_What you should do_
What number of lines contain the word "this"? Reply with the number and nothing else.

--- Start The records ---

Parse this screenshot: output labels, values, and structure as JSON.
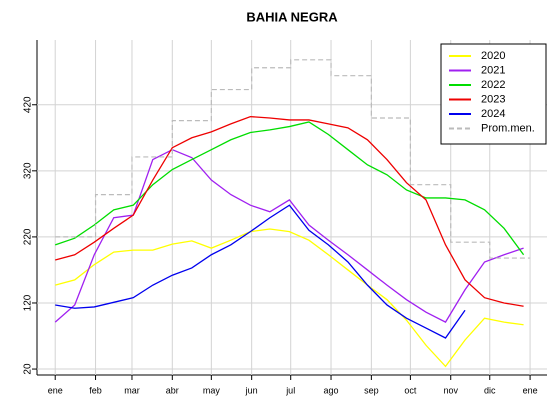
{
  "chart_data": {
    "type": "line",
    "title": "BAHIA NEGRA",
    "x": [
      1,
      16,
      31,
      46,
      61,
      76,
      91,
      106,
      121,
      136,
      151,
      166,
      181,
      196,
      211,
      226,
      241,
      256,
      271,
      286,
      301,
      316,
      331,
      346,
      361
    ],
    "xlim": [
      -13,
      379
    ],
    "xticks": [
      {
        "value": 1,
        "label": "ene"
      },
      {
        "value": 32,
        "label": "feb"
      },
      {
        "value": 60,
        "label": "mar"
      },
      {
        "value": 91,
        "label": "abr"
      },
      {
        "value": 121,
        "label": "may"
      },
      {
        "value": 152,
        "label": "jun"
      },
      {
        "value": 182,
        "label": "jul"
      },
      {
        "value": 213,
        "label": "ago"
      },
      {
        "value": 244,
        "label": "sep"
      },
      {
        "value": 274,
        "label": "oct"
      },
      {
        "value": 305,
        "label": "nov"
      },
      {
        "value": 335,
        "label": "dic"
      },
      {
        "value": 366,
        "label": "ene"
      }
    ],
    "ylim": [
      11,
      518
    ],
    "yticks": [
      20,
      120,
      220,
      320,
      420
    ],
    "grid": true,
    "legend": "top-right",
    "series": [
      {
        "name": "2020",
        "color": "#ffff00",
        "values": [
          147,
          155,
          178,
          197,
          200,
          200,
          209,
          214,
          203,
          215,
          228,
          232,
          228,
          215,
          193,
          170,
          147,
          125,
          94,
          56,
          24,
          64,
          97,
          91,
          87
        ]
      },
      {
        "name": "2021",
        "color": "#a020f0",
        "values": [
          91,
          117,
          193,
          249,
          253,
          337,
          352,
          340,
          306,
          284,
          268,
          258,
          276,
          238,
          215,
          193,
          170,
          147,
          125,
          106,
          91,
          140,
          182,
          193,
          203
        ]
      },
      {
        "name": "2022",
        "color": "#00dd00",
        "values": [
          208,
          218,
          238,
          261,
          268,
          299,
          322,
          337,
          352,
          367,
          378,
          382,
          387,
          394,
          375,
          352,
          329,
          314,
          291,
          279,
          279,
          276,
          261,
          233,
          193
        ]
      },
      {
        "name": "2023",
        "color": "#ee0000",
        "values": [
          185,
          193,
          212,
          233,
          253,
          306,
          355,
          370,
          379,
          391,
          402,
          400,
          397,
          397,
          391,
          385,
          367,
          337,
          302,
          276,
          208,
          155,
          128,
          120,
          115
        ]
      },
      {
        "name": "2024",
        "color": "#0000ee",
        "values": [
          117,
          112,
          114,
          121,
          128,
          147,
          162,
          173,
          193,
          208,
          228,
          249,
          268,
          230,
          208,
          182,
          147,
          117,
          97,
          82,
          67,
          109,
          null,
          null,
          null
        ]
      },
      {
        "name": "Prom.men.",
        "color": "#bbbbbb",
        "dashed": true,
        "step": true,
        "x": [
          1,
          32,
          60,
          91,
          121,
          152,
          182,
          213,
          244,
          274,
          305,
          335
        ],
        "values": [
          220,
          284,
          341,
          396,
          443,
          476,
          488,
          464,
          400,
          299,
          212,
          188
        ]
      }
    ]
  }
}
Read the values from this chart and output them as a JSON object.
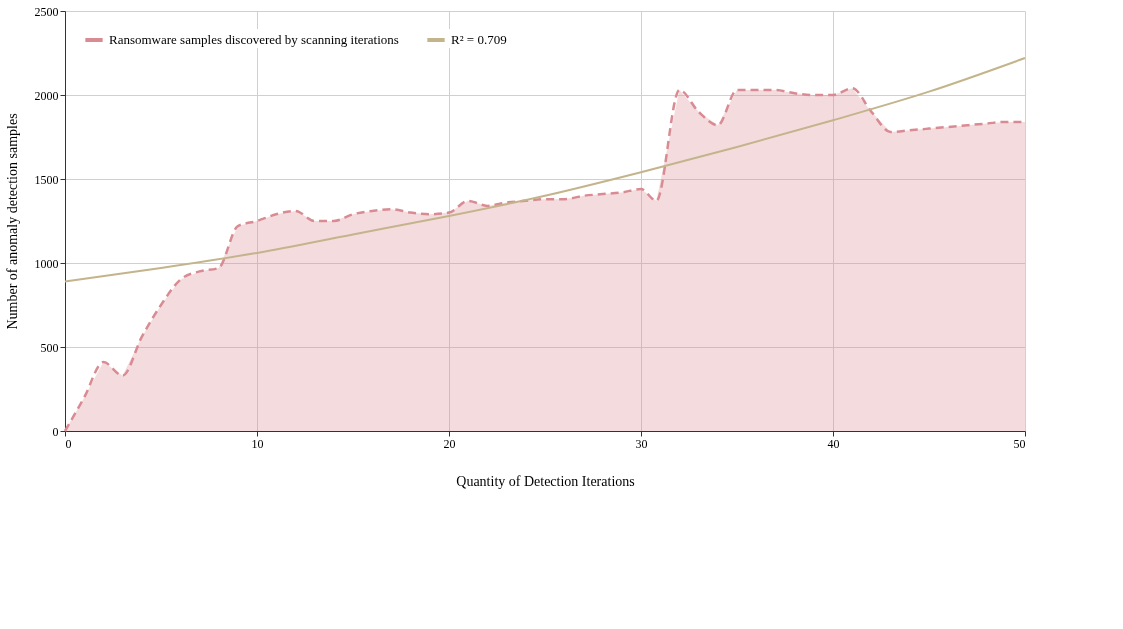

--- End The records ---

_Solution below_
2